-- BEGIN MATERIALS PROVIDED --

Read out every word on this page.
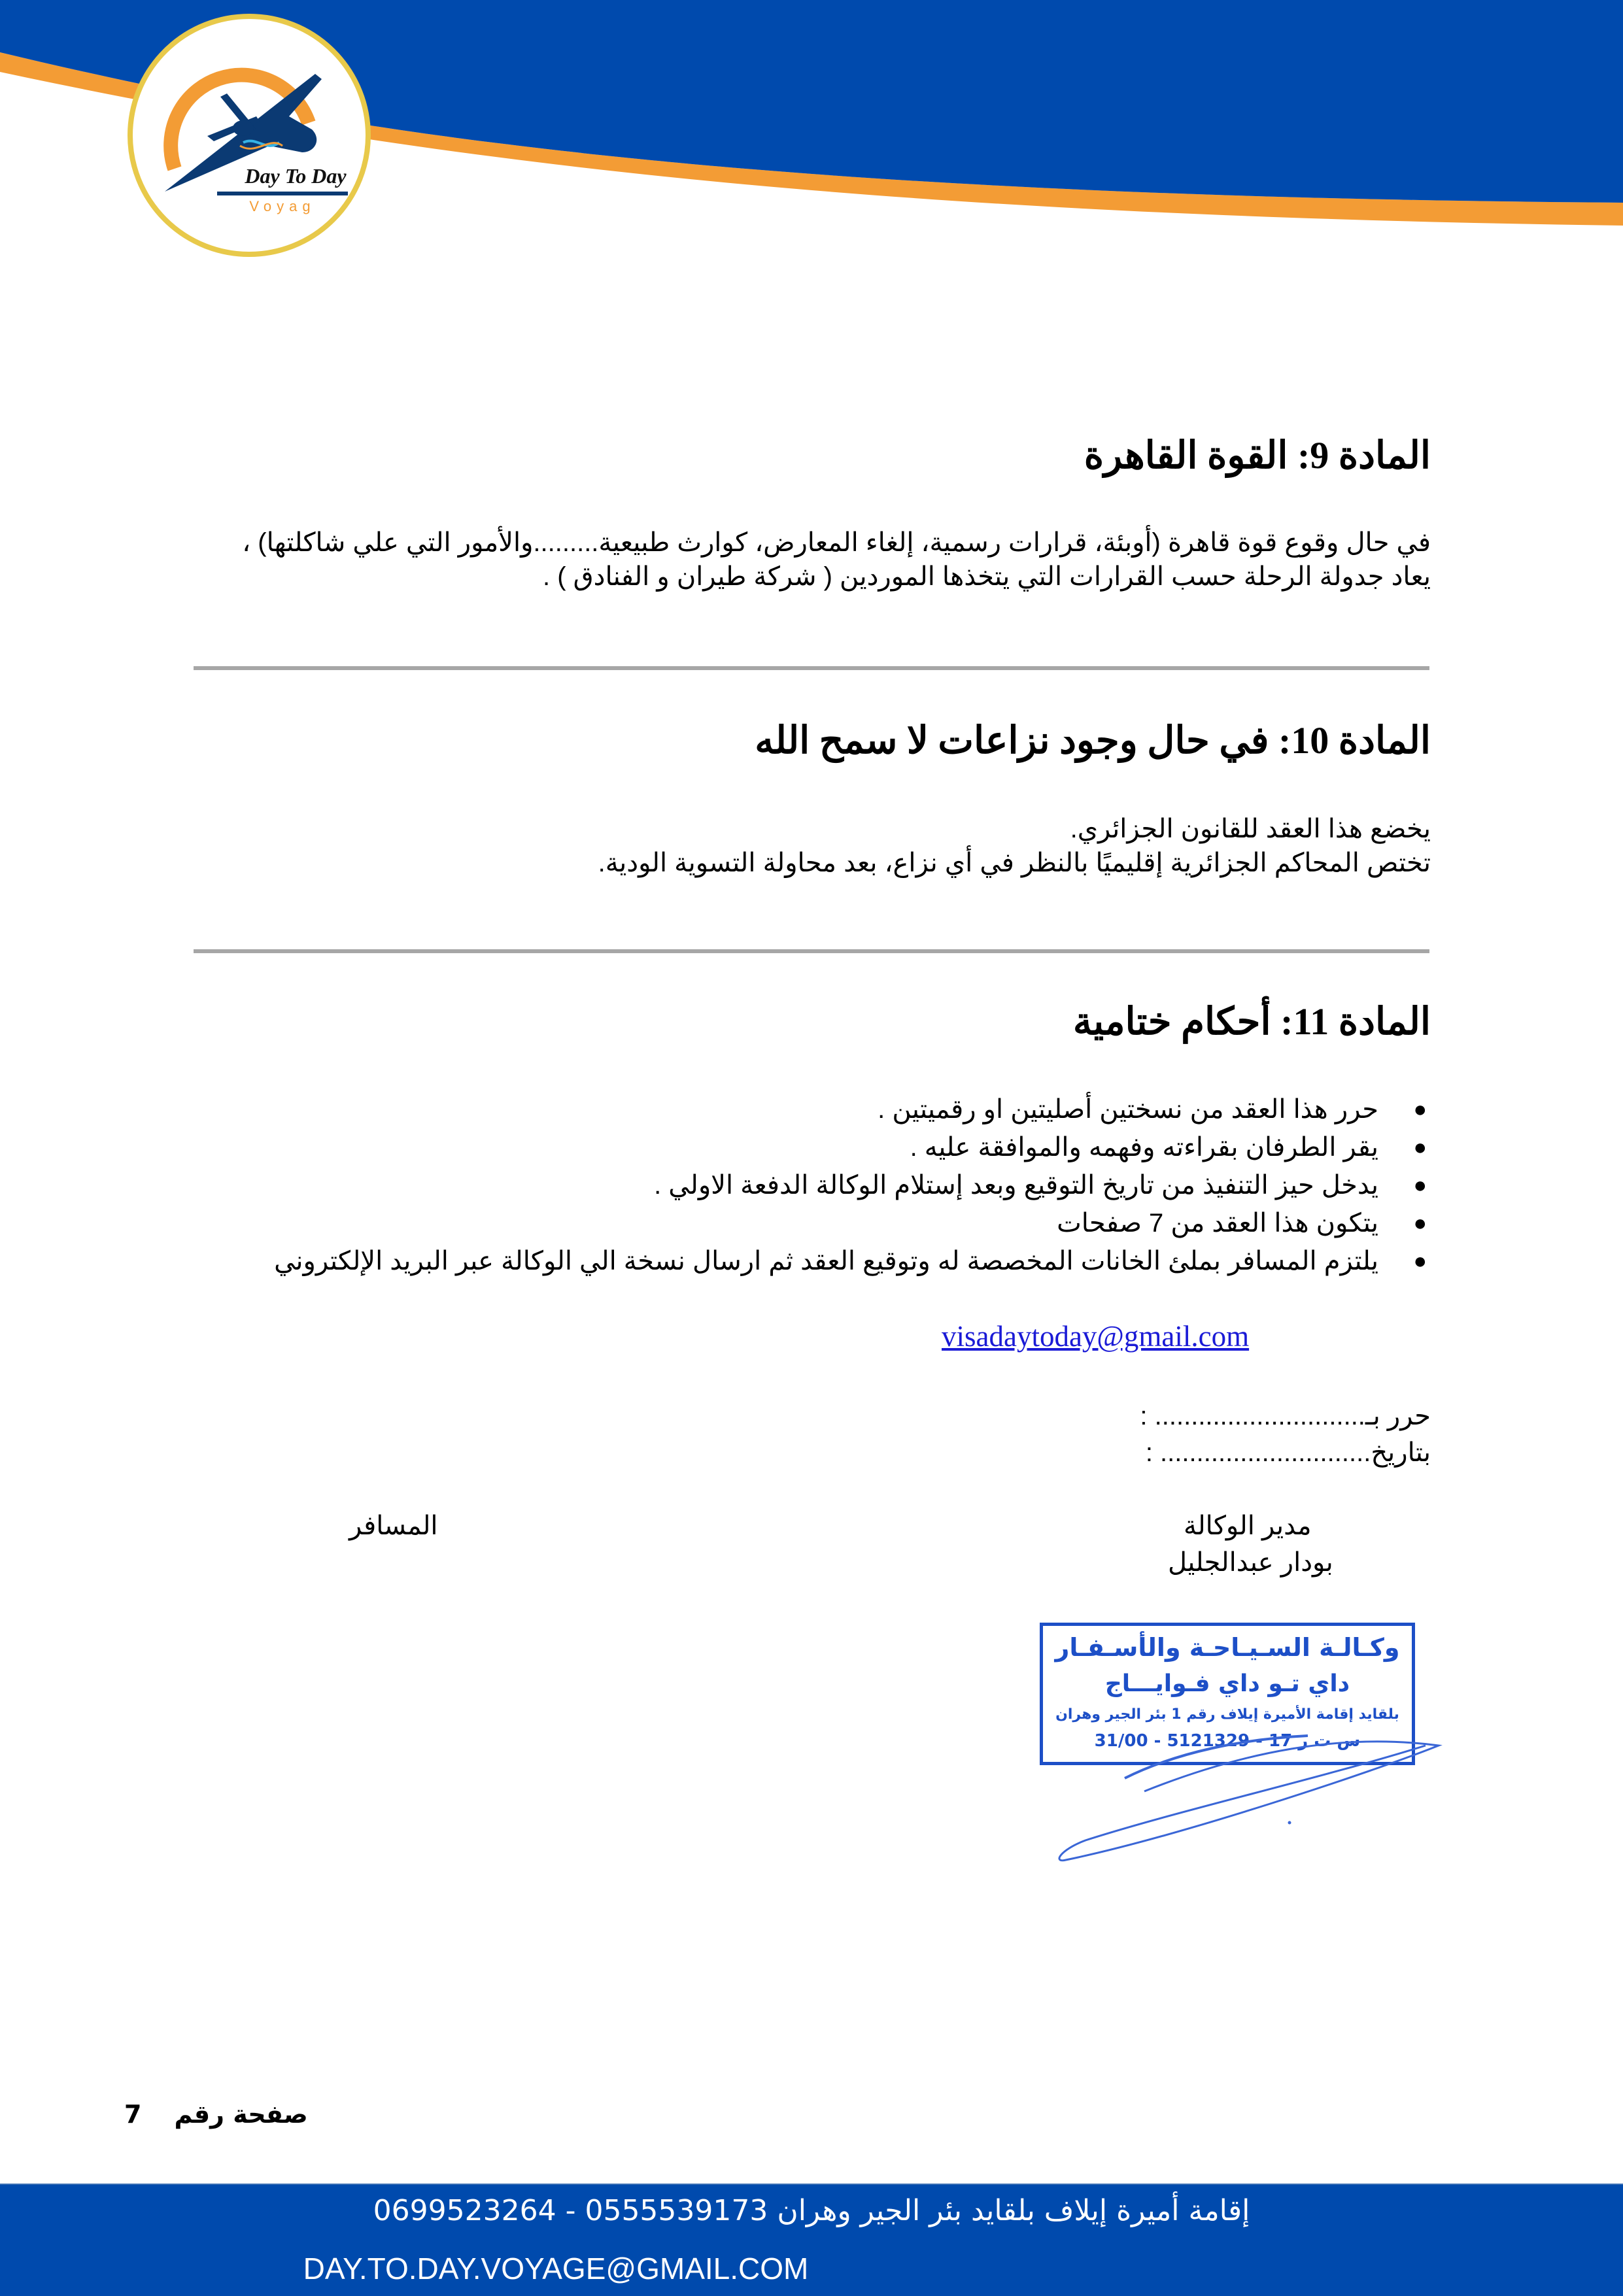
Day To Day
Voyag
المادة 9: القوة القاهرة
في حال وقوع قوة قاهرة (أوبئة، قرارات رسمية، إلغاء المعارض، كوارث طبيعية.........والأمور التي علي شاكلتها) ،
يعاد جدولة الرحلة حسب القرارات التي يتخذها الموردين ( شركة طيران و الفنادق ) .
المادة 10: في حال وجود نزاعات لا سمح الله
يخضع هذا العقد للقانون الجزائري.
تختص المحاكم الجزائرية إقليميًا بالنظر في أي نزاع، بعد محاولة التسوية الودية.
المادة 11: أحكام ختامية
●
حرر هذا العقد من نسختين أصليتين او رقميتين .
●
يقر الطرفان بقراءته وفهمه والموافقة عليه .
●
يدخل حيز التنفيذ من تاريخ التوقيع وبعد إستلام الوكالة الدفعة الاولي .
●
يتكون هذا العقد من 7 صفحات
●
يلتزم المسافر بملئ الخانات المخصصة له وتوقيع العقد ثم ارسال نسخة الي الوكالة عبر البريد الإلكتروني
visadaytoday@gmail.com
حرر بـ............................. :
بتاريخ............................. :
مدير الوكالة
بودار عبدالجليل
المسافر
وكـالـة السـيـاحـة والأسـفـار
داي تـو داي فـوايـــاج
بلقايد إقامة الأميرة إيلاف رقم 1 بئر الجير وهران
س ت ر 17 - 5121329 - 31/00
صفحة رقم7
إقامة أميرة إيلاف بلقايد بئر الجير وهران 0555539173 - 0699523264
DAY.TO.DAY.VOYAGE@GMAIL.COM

-- END MATERIALS PROVIDED --
-- BEGIN MATERIALS PROVIDED --

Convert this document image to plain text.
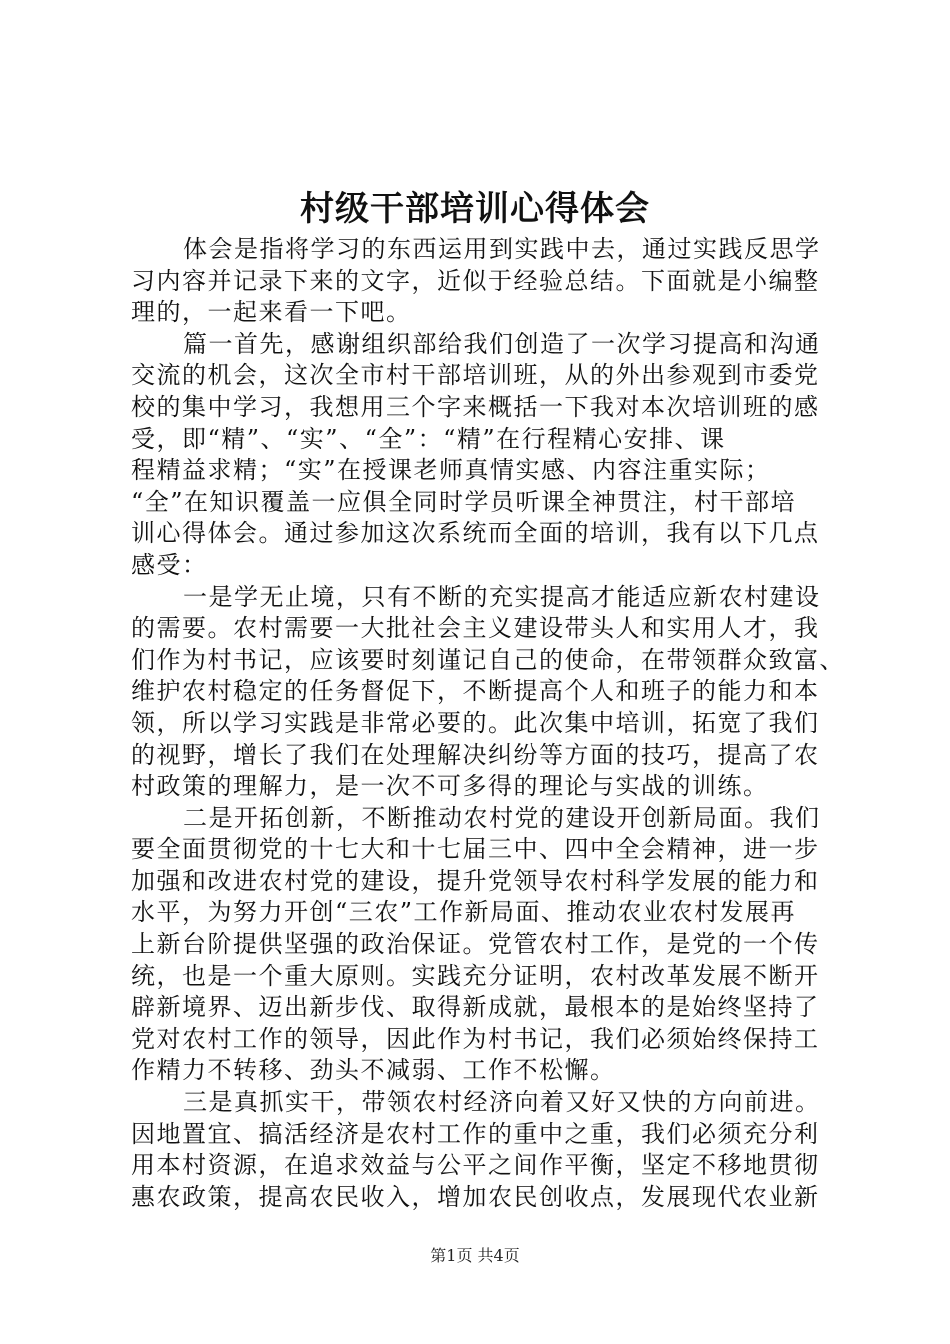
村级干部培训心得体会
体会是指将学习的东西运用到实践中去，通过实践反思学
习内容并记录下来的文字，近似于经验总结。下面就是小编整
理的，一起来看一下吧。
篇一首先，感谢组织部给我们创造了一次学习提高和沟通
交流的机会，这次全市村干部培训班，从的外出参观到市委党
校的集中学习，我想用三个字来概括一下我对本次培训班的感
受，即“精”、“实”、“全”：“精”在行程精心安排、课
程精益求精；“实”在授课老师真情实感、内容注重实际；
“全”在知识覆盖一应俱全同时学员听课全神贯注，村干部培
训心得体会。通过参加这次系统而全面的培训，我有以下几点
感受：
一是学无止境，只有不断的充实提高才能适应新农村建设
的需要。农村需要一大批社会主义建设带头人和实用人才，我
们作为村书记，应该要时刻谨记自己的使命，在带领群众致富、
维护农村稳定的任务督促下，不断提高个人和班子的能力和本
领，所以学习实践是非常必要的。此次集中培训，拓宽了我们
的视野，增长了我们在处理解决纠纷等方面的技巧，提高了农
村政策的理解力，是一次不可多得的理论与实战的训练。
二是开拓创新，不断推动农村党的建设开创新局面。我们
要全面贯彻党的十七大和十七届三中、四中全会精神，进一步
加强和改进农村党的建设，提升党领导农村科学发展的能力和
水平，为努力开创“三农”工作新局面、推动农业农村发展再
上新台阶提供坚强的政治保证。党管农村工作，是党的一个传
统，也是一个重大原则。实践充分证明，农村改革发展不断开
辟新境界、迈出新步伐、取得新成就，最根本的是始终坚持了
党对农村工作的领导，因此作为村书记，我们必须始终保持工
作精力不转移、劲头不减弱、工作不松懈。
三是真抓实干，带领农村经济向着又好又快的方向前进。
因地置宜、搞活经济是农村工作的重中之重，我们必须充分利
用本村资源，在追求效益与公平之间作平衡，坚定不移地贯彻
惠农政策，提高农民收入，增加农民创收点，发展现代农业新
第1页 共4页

-- END MATERIALS PROVIDED --
-- BEGIN MATERIALS PROVIDED --

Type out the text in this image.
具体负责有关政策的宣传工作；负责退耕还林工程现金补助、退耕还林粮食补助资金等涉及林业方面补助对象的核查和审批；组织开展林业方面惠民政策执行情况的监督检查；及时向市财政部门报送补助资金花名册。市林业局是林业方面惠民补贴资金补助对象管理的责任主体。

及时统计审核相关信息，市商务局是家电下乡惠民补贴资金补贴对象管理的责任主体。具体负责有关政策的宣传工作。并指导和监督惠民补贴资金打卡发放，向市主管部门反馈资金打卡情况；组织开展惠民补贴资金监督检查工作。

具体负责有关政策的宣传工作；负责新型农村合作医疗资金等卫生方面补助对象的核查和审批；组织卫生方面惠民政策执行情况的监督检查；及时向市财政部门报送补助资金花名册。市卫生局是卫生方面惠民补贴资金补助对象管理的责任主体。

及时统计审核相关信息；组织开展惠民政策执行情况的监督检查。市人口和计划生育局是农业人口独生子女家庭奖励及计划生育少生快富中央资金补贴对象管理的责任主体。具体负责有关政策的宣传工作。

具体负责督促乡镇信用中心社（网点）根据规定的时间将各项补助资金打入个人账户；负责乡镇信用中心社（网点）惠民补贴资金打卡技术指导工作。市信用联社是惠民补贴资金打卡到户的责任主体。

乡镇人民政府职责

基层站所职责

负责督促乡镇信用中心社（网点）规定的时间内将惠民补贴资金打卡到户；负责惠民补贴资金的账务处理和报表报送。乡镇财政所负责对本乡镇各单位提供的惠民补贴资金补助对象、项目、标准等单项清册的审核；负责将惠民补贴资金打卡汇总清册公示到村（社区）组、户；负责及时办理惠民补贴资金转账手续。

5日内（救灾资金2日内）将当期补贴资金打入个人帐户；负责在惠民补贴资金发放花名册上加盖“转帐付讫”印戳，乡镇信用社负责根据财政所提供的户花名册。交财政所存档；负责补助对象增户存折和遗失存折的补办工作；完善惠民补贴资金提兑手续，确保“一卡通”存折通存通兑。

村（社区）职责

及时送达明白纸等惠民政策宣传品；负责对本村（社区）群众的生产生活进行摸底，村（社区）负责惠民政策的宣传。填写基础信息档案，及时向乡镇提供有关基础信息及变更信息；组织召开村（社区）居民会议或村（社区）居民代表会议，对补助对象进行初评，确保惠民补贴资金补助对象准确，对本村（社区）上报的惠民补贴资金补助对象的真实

-- END MATERIALS PROVIDED --

Every line of the records that includes the word "及时统计审核相关信息" should be gathered.

▸ EXPECTED ANSWER
及时统计审核相关信息，市商务局是家电下乡惠民补贴资金补贴对象管理的责任主体。具体负责有关政策的宣传工作。并指导和监督惠民补贴资金打卡发放，向市主管部门反馈资金打卡情况；组织开展惠民补贴资金监督检查工作。
及时统计审核相关信息；组织开展惠民政策执行情况的监督检查。市人口和计划生育局是农业人口独生子女家庭奖励及计划生育少生快富中央资金补贴对象管理的责任主体。具体负责有关政策的宣传工作。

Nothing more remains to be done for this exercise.